• [AIM] Write out the records below line for line, with no changes, and leave out the pictures.

• [EXTRACTED INFORMATION]

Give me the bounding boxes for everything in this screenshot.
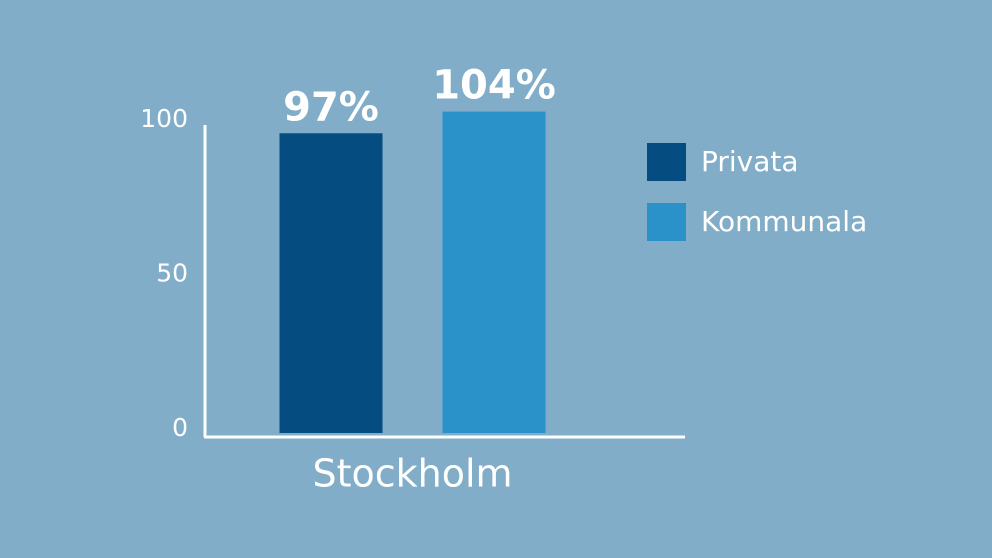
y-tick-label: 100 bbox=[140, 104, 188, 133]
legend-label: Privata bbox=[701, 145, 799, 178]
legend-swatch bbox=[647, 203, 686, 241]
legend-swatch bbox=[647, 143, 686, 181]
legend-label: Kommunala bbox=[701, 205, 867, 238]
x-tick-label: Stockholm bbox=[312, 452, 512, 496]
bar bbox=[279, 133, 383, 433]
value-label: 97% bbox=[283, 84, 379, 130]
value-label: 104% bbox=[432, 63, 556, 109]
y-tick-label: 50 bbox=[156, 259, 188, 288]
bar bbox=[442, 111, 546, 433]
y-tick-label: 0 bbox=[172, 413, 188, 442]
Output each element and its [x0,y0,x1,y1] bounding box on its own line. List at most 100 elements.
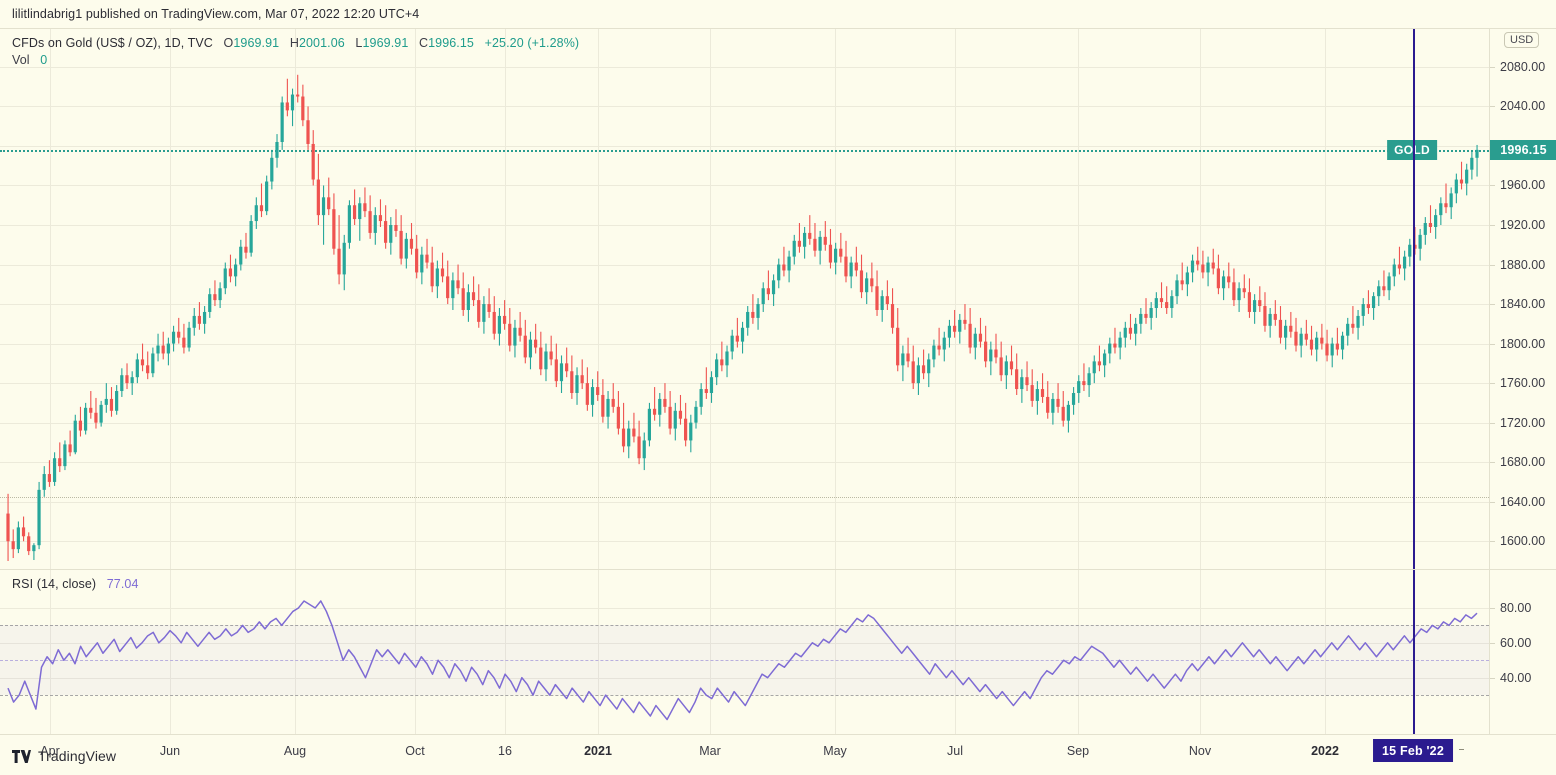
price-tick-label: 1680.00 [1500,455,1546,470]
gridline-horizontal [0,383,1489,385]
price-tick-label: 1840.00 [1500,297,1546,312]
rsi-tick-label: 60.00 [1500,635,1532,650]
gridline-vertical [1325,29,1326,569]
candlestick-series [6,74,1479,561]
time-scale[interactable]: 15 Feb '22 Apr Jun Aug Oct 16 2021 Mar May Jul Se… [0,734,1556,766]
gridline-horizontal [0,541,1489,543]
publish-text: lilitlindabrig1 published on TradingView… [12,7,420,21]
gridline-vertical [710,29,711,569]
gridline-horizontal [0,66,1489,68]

• [TASK SOLUTION]
Give me the bounding boxes for everything in this screenshot.
y-tick-label: 100 bbox=[140, 104, 188, 133]
legend-label: Privata bbox=[701, 145, 799, 178]
legend-swatch bbox=[647, 203, 686, 241]
legend-swatch bbox=[647, 143, 686, 181]
legend-label: Kommunala bbox=[701, 205, 867, 238]
x-tick-label: Stockholm bbox=[312, 452, 512, 496]
bar bbox=[279, 133, 383, 433]
value-label: 97% bbox=[283, 84, 379, 130]
value-label: 104% bbox=[432, 63, 556, 109]
y-tick-label: 50 bbox=[156, 259, 188, 288]
bar bbox=[442, 111, 546, 433]
y-tick-label: 0 bbox=[172, 413, 188, 442]
Output each element and its [x0,y0,x1,y1] bounding box on its own line. List at most 100 elements.
price-tick-label: 1680.00 [1500,455,1546,470]
gridline-horizontal [0,383,1489,385]
price-tick-label: 1840.00 [1500,297,1546,312]
rsi-tick-label: 60.00 [1500,635,1532,650]
gridline-vertical [1325,29,1326,569]
candlestick-series [6,74,1479,561]
time-scale[interactable]: 15 Feb '22 Apr Jun Aug Oct 16 2021 Mar May Jul Se… [0,734,1556,766]
gridline-horizontal [0,541,1489,543]
publish-text: lilitlindabrig1 published on TradingView… [12,7,420,21]
gridline-vertical [710,29,711,569]
gridline-horizontal [0,66,1489,68]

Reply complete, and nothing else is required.